Your instructions
Can the lines below, from the one that holds "Decode this image" to the very end, be echoed exactly, with both ends included and no pictures?

Supplied material
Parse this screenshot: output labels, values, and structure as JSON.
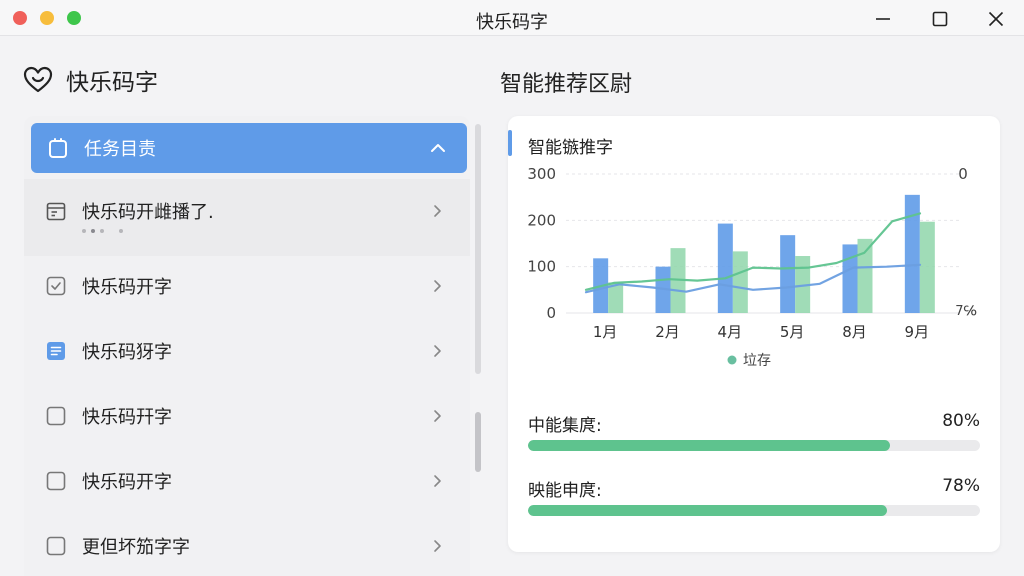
{
  "window": {
    "title": "快乐码字"
  },
  "brand": {
    "name": "快乐码字",
    "icon": "heart-logo-icon"
  },
  "list": {
    "header": {
      "label": "任务目责",
      "icon": "clipboard-icon",
      "expanded": true
    },
    "expanded_item": {
      "label": "快乐码开雌播了.",
      "icon": "calendar-icon",
      "dots": 4,
      "active_dot": 1
    },
    "items": [
      {
        "label": "快乐码开字",
        "icon": "check-square-icon",
        "active": false
      },
      {
        "label": "快乐码犽字",
        "icon": "note-icon",
        "active": true
      },
      {
        "label": "快乐码幵字",
        "icon": "square-icon",
        "active": false
      },
      {
        "label": "快乐码开字",
        "icon": "square-icon",
        "active": false
      },
      {
        "label": "更但坏笳字字",
        "icon": "square-icon",
        "active": false
      }
    ]
  },
  "right": {
    "section_title": "智能推荐区尉",
    "card_title": "智能镞推字",
    "progress": [
      {
        "label": "中能集庹:",
        "value_text": "80%",
        "value": 0.8,
        "color": "#5ec38e"
      },
      {
        "label": "映能申庹:",
        "value_text": "78%",
        "value": 0.795,
        "color": "#5ec38e"
      }
    ]
  },
  "chart_data": {
    "type": "bar",
    "categories": [
      "1月",
      "2月",
      "4月",
      "5月",
      "8月",
      "9月"
    ],
    "y_ticks": [
      "300",
      "200",
      "100",
      "0"
    ],
    "ylim": [
      0,
      300
    ],
    "right_axis_labels": {
      "top": "0",
      "bottom": "7℅"
    },
    "series": [
      {
        "values": [
          118,
          100,
          193,
          168,
          148,
          255
        ],
        "color": "#5f9be8"
      },
      {
        "values": [
          66,
          140,
          133,
          123,
          160,
          197
        ],
        "color": "#8fd6aa"
      }
    ],
    "lines": [
      {
        "values": [
          45,
          62,
          55,
          46,
          62,
          50,
          55,
          63,
          98,
          100,
          104
        ],
        "color": "#6a9ee0"
      },
      {
        "values": [
          50,
          65,
          68,
          73,
          70,
          75,
          98,
          96,
          98,
          108,
          130,
          198,
          215
        ],
        "color": "#5ec38e"
      }
    ],
    "legend": {
      "label": "垃存",
      "color": "#69bfa0"
    }
  }
}
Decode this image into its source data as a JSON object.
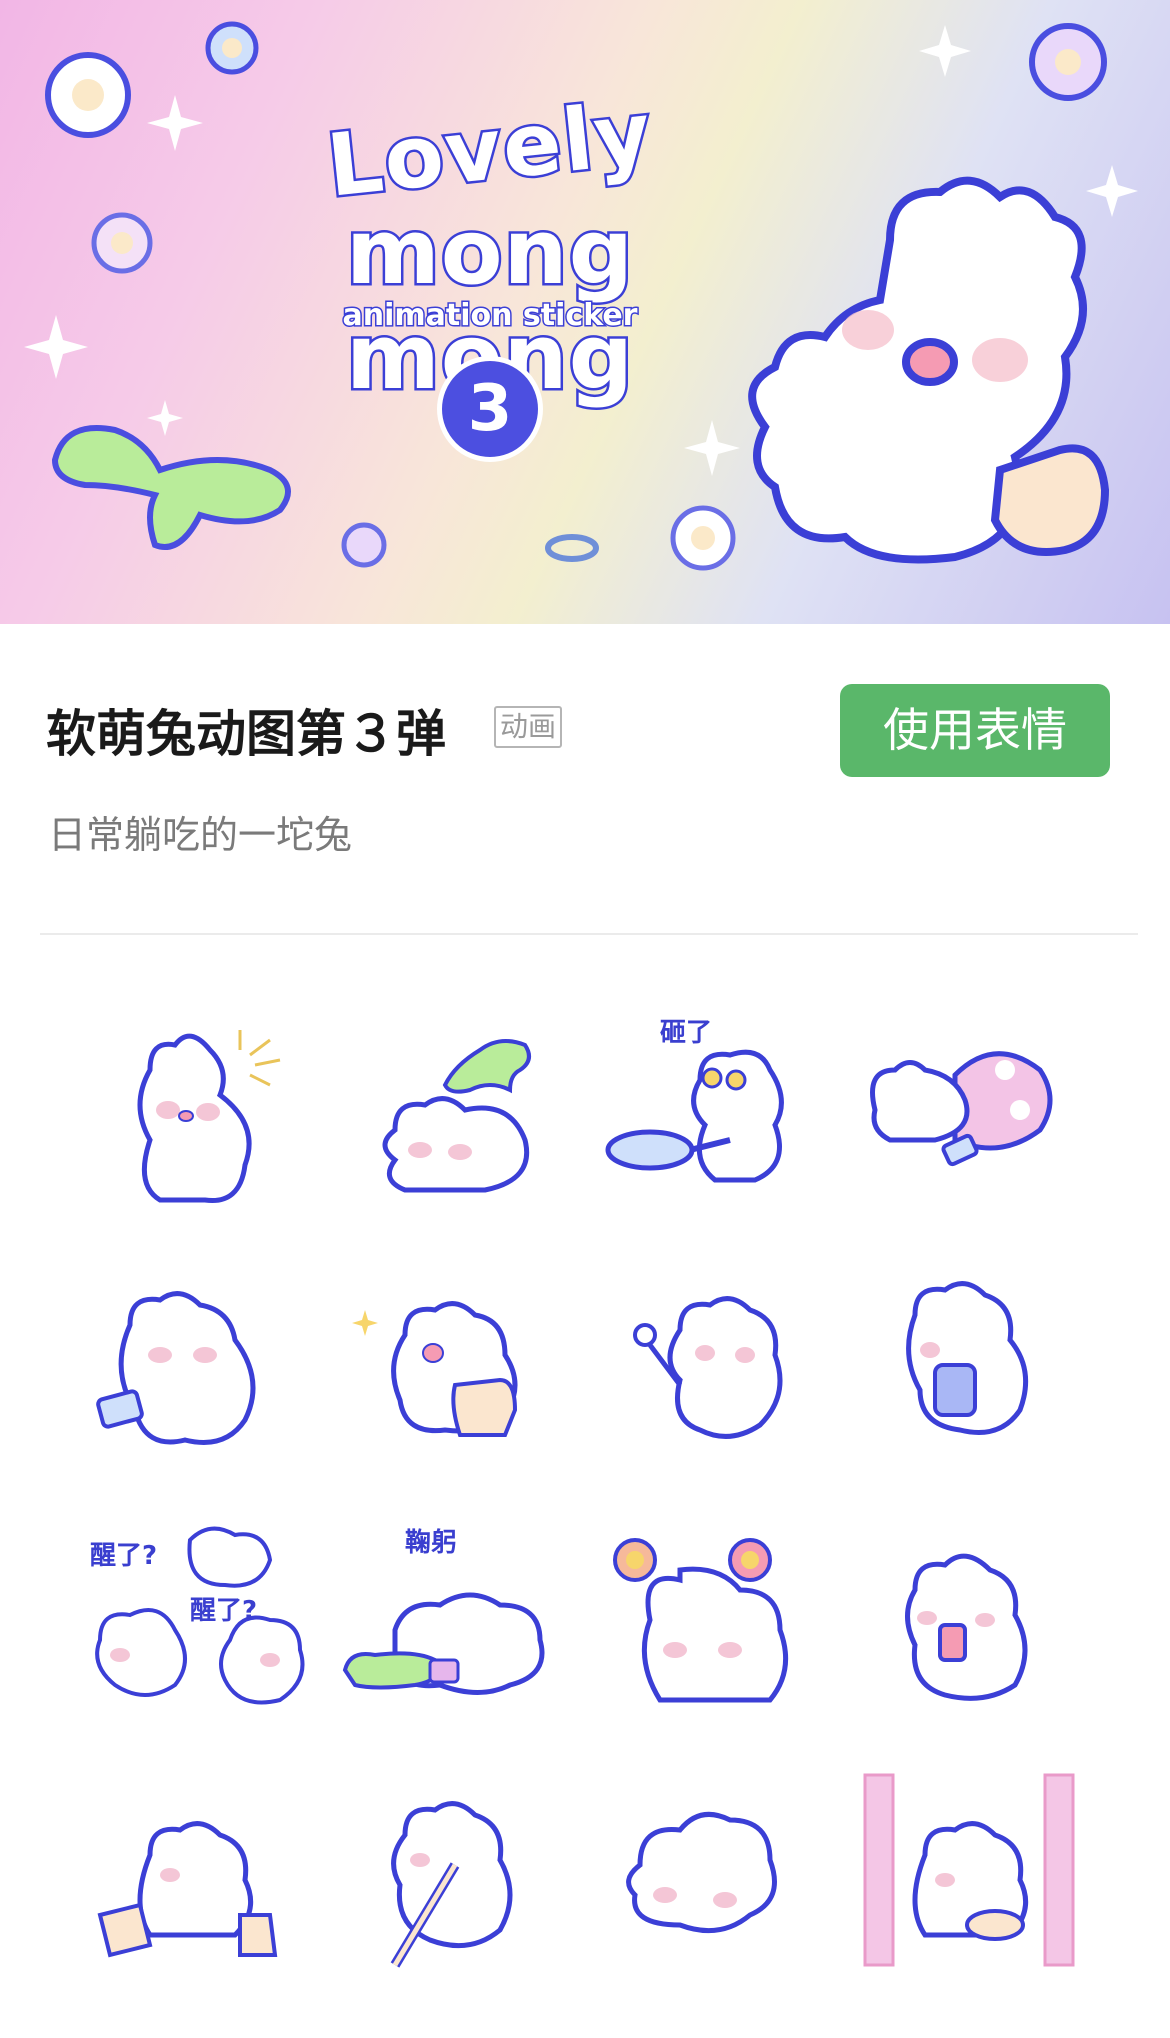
{
  "banner": {
    "title_line1": "Lovely",
    "title_line2": "mong mong",
    "subtitle": "animation sticker",
    "number": "3"
  },
  "pack": {
    "title": "软萌兔动图第３弹",
    "type_badge": "动画",
    "use_button_label": "使用表情",
    "description": "日常躺吃的一坨兔"
  },
  "colors": {
    "accent_button": "#5ab76a",
    "sticker_outline": "#3b3fd6",
    "blush": "#f4c6d6"
  },
  "stickers": [
    {
      "name": "bunny-waving-sparkle",
      "caption": ""
    },
    {
      "name": "bunny-lying-with-dino",
      "caption": ""
    },
    {
      "name": "bunny-pan-dizzy",
      "caption": "砸了"
    },
    {
      "name": "bunny-under-blanket-phone",
      "caption": ""
    },
    {
      "name": "bunny-lying-phone",
      "caption": ""
    },
    {
      "name": "bunny-with-bag",
      "caption": ""
    },
    {
      "name": "bunny-eating-spoon",
      "caption": ""
    },
    {
      "name": "bunny-drinking",
      "caption": ""
    },
    {
      "name": "bunny-wake-up-group",
      "caption": "醒了?",
      "caption2": "醒了?"
    },
    {
      "name": "bunny-bowing-dino",
      "caption": "鞠躬"
    },
    {
      "name": "bunny-flower-antennae",
      "caption": ""
    },
    {
      "name": "bunny-holding-phone",
      "caption": ""
    },
    {
      "name": "bunny-shopping-bags",
      "caption": ""
    },
    {
      "name": "bunny-playing-flute",
      "caption": ""
    },
    {
      "name": "bunny-lying-sleepy",
      "caption": ""
    },
    {
      "name": "bunny-banner-bowl",
      "caption": ""
    }
  ]
}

Output for this exercise
Decode this image into its source data as a JSON object.
{
  "banner": {
    "title_line1": "Lovely",
    "title_line2": "mong mong",
    "subtitle": "animation sticker",
    "number": "3"
  },
  "pack": {
    "title": "软萌兔动图第３弹",
    "type_badge": "动画",
    "use_button_label": "使用表情",
    "description": "日常躺吃的一坨兔"
  },
  "colors": {
    "accent_button": "#5ab76a",
    "sticker_outline": "#3b3fd6",
    "blush": "#f4c6d6"
  },
  "stickers": [
    {
      "name": "bunny-waving-sparkle",
      "caption": ""
    },
    {
      "name": "bunny-lying-with-dino",
      "caption": ""
    },
    {
      "name": "bunny-pan-dizzy",
      "caption": "砸了"
    },
    {
      "name": "bunny-under-blanket-phone",
      "caption": ""
    },
    {
      "name": "bunny-lying-phone",
      "caption": ""
    },
    {
      "name": "bunny-with-bag",
      "caption": ""
    },
    {
      "name": "bunny-eating-spoon",
      "caption": ""
    },
    {
      "name": "bunny-drinking",
      "caption": ""
    },
    {
      "name": "bunny-wake-up-group",
      "caption": "醒了?",
      "caption2": "醒了?"
    },
    {
      "name": "bunny-bowing-dino",
      "caption": "鞠躬"
    },
    {
      "name": "bunny-flower-antennae",
      "caption": ""
    },
    {
      "name": "bunny-holding-phone",
      "caption": ""
    },
    {
      "name": "bunny-shopping-bags",
      "caption": ""
    },
    {
      "name": "bunny-playing-flute",
      "caption": ""
    },
    {
      "name": "bunny-lying-sleepy",
      "caption": ""
    },
    {
      "name": "bunny-banner-bowl",
      "caption": ""
    }
  ]
}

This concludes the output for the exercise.